- Passage given
— begin —

I don't see it as a bad design.
I rather think it is a fairly good design that needs to be analyzed with experience.
It is just an analysis of a non-inverting High-side switch.
Zin = 100K input impedance
Zload =64Ω load
Vin = Vcc=3V
The load could be a high power relay coil or some other active load.
Each resistor is calculated carefully based on assumptions for the current gain hFE when in linear mode for the 1st stage and when saturated in the second stage as a switch. Unfortunately some interpolation for hFE vs Vce needs to be done from the data sheets, so I'll explain this later.
Let's start with a simple analysis and explain the assumptions.
We know that Vbe starts below 0.6V and rises above 0.7V when Vbe gets saturated due to intrinsic bulk resistance and often well beyond at rated base current.
1. From std. datasheets, hFE=
200 nominal for both Q1 & Q2
2. Let Vbe1=
0.6V since base current is very small (3-0.6V)/100k=
24 μA,, but Vbe will be 0.7V or more, assume 0.7 now.
3. Ic1 = 200*24uA =
4.8mA minus the current thru R1, which was designed to be a bit more than 5% of Ib2 ,
- I_R1 = Vbe2/2.2k = 0.32mA so Ib2 = 4.5mA
- almost 95% of collect current ends up driving Q2, which is good for a sensitive fast switch.
4. The main trick here not taught in school, is that when Transistor Vce saturates, they are always rated at only fixed current ratios like Ic/Ib=10 or 20 or 50 .
- then they give the Vce(sat) result at two current levels for Ic/Ib=x, so you may have to interpolate.
- If you design for Ic/Ib= spec ratio, then you can get specific range of results for Vce(sat).
- The trick to remember is that when saturated, the current gain tends to be around 10% of the linear hFE for a reasonable low Vce(sat).
- So we are going to use a current gain of 10% of 200 or Hfe(sat) = 20 to compute Ic2.
5. We conclude that Q2 is saturated, because Ic2= 20x
4.5mA=90ma . if linear across R5 would be 5.76V
- Since Vce2 is saturated R5 should be near 2.9V thus Ice2=2.9V/64Ω= 45mA
- we see from the datasheet for a ratio of 10:1 is used to give Vce(sat)
- here Ic/Ib= 45/4.5mA .. Eureka 10:1 ratio was used.
R1 serves a purpose when the input goes low to speed up the switch off time.
For a quicker analysis we see Q1 will never saturate as the collector is always 1 diode drop below Vcc
We see that will saturate Q2 if the load current/base current is 10:1
So to recap, we calculate
Ib1
hFE*Ib1=Ic1
assume Q2 saturates with no Collector feedback then verify Ic/Ib ratio for Q2
then Ic2~ Vcc/R5
then Ib2= Ic1- 0.7/R1 and Ic2/Ib2 is pretty close to exactly 10.
If 20 was used, some devices might give Vce2=0.2 instead of 0.1 , but note in the datasheet the worst case is given as
@25'C
V CE(sat) Collector-Emitter Saturation Voltage
(Ic =10mAdc, I B =1.0mAdc) 0.25V max dc
(Ic =50mAdc, I B =5.0mAdc) 0.4V max dc
2nd iteration.
Since Ic = 45 is pretty close to 50mA we can expect worst case slightly less than Vce2=0.4 and typical since not given, might be half of max.
So we would say Vc2 on R5 is between 2.6~2.9V or 2.75 +/- 0.15
and remember to look for better transistors with ultra low Vce(sat) from Diodes Inc and Fairchild ( not a plug) often rated by Rce[Ω] at ratios of 50
But close enough for government work......

— end —

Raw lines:
— begin —

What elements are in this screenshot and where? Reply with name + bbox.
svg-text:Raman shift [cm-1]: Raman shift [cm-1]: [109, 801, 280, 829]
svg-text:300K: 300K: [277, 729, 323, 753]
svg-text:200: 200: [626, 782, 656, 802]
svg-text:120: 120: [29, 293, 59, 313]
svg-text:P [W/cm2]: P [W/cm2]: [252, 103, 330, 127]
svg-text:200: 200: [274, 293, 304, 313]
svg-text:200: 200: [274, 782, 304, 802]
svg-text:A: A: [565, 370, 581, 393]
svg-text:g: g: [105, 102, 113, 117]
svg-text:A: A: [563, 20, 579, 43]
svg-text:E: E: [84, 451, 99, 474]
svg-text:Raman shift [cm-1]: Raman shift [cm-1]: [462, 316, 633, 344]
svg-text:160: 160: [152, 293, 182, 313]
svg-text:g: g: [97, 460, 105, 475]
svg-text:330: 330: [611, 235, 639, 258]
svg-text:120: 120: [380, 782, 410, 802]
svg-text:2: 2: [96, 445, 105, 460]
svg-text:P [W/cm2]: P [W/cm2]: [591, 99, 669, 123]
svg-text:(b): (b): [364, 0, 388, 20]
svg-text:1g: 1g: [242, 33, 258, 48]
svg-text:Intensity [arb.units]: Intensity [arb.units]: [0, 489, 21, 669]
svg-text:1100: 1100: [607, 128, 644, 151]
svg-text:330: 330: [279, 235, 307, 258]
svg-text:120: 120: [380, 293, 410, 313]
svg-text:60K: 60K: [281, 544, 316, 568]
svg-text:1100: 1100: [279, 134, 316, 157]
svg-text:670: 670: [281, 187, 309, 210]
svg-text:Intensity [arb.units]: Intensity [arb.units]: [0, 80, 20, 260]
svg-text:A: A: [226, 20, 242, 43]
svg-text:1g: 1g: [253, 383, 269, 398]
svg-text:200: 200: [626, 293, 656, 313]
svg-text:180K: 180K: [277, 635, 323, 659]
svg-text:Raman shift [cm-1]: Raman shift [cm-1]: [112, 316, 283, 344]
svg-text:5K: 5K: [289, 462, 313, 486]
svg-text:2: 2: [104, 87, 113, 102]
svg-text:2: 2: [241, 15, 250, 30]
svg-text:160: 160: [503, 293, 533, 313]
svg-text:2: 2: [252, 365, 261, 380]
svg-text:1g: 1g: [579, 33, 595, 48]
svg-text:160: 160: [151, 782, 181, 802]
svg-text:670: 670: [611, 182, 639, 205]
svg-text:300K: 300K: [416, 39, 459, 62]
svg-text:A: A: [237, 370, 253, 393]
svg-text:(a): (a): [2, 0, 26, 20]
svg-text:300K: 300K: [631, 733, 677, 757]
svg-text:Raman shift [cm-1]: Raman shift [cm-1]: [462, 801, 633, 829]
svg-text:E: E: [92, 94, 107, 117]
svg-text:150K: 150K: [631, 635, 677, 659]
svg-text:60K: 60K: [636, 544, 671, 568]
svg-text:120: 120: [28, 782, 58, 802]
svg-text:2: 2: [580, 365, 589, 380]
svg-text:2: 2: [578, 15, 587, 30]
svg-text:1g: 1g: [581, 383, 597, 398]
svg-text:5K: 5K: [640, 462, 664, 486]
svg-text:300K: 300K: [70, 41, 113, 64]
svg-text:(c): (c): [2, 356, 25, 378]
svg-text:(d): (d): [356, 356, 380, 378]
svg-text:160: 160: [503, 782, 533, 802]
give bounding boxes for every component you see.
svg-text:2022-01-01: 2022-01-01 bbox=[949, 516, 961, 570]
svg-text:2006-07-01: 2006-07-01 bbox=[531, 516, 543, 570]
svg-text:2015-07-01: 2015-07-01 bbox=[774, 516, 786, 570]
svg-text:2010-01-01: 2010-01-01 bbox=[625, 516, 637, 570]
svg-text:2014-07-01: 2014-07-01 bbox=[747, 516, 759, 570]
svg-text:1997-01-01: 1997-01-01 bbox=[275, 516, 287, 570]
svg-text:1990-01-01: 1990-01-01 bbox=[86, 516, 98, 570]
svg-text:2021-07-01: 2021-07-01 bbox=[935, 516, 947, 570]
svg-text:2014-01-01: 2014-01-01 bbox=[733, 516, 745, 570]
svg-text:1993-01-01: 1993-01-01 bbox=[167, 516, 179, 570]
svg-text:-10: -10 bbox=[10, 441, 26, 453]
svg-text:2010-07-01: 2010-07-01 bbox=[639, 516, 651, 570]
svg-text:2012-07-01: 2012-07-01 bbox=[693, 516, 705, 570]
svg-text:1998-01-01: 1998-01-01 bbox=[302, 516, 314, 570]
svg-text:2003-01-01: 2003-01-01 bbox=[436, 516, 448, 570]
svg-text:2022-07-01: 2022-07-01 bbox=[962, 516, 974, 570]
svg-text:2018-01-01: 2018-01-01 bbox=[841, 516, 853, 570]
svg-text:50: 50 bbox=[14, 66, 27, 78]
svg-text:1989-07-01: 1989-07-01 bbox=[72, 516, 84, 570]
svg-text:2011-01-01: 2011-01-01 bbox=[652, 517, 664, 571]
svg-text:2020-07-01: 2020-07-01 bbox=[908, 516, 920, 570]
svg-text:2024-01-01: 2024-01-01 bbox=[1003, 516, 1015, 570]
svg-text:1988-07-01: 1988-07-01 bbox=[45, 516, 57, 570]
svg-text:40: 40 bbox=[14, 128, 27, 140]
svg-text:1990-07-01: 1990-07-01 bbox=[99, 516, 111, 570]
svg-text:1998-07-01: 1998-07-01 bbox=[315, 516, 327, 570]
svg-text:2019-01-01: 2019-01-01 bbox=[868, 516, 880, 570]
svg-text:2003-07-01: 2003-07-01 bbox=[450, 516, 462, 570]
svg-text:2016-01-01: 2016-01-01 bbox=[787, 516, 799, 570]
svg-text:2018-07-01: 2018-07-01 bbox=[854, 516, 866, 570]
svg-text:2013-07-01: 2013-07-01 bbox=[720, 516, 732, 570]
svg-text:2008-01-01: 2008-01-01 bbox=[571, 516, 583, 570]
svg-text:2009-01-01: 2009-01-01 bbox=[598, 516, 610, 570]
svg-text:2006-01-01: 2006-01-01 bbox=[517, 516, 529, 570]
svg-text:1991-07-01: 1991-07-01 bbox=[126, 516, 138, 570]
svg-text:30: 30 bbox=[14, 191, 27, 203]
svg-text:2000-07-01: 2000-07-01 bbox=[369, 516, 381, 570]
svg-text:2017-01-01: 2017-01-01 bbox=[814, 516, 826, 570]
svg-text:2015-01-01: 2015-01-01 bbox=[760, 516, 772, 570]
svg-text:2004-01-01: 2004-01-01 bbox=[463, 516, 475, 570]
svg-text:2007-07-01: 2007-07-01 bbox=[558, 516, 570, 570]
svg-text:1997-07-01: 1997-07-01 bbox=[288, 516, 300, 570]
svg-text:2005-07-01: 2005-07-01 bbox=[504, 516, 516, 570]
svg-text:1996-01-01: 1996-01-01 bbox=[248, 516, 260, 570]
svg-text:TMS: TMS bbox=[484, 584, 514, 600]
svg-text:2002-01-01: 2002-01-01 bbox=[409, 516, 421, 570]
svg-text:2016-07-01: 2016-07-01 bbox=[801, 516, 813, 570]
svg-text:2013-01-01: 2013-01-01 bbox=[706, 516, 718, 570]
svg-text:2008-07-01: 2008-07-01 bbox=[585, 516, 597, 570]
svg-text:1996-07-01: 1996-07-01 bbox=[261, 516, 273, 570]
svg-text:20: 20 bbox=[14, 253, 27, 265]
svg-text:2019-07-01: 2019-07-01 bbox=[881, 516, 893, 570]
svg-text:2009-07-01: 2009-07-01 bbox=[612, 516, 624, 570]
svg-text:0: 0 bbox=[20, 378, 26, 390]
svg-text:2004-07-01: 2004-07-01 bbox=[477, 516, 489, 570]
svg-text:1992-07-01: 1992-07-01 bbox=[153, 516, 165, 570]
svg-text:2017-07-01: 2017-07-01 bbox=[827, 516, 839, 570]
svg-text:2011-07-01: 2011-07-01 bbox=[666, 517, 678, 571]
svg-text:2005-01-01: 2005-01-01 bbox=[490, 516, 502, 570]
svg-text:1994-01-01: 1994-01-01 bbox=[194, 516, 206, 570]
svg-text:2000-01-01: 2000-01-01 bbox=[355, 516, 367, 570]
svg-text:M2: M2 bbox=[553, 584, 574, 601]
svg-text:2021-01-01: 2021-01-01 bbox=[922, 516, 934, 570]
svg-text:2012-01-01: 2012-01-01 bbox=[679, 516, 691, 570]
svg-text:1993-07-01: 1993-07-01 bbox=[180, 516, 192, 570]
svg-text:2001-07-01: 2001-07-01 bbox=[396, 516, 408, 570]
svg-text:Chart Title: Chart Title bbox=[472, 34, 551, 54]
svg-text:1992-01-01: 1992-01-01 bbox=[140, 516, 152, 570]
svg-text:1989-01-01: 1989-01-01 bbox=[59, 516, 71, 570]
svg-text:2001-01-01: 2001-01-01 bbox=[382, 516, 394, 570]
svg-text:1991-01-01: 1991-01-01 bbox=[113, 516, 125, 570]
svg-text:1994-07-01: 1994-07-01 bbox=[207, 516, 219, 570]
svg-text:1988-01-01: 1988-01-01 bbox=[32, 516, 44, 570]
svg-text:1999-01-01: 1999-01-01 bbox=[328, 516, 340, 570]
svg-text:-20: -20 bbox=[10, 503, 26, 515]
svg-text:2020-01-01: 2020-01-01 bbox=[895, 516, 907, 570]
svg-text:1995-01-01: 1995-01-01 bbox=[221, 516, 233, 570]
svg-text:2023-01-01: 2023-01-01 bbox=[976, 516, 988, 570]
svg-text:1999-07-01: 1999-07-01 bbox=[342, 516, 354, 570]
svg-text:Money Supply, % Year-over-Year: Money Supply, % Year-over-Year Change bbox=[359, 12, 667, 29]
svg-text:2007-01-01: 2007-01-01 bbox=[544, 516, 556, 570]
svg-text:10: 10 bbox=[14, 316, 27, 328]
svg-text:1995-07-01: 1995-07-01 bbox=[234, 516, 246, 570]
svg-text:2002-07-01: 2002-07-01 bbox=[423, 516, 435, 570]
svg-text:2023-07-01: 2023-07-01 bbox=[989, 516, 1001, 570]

— end —

- Exercises
1/ Answer these questions from the transistor switch analysis:
(a) What load impedance is given?
(b) What nominal hFE is assumed for both Q1 and Q2?
(c) What purpose does R1 serve when the input goes low?
2/ Reproduce the part of the transistor switch analysis starting with "- If you design" and going on through "to give Vce(sat)".
Rely on the transistor switch analysis alone.

- Responses
1/
(a) 64Ω
(b) 200
(c) It speeds up the switch-off time.

2/
- If you design for Ic/Ib= spec ratio, then you can get specific range of results for Vce(sat).
- The trick to remember is that when saturated, the current gain tends to be around 10% of the linear hFE for a reasonable low Vce(sat).
- So we are going to use a current gain of 10% of 200 or Hfe(sat) = 20 to compute Ic2.
5. We conclude that Q2 is saturated, because Ic2= 20x
4.5mA=90ma . if linear across R5 would be 5.76V
- Since Vce2 is saturated R5 should be near 2.9V thus Ice2=2.9V/64Ω= 45mA
- we see from the datasheet for a ratio of 10:1 is used to give Vce(sat)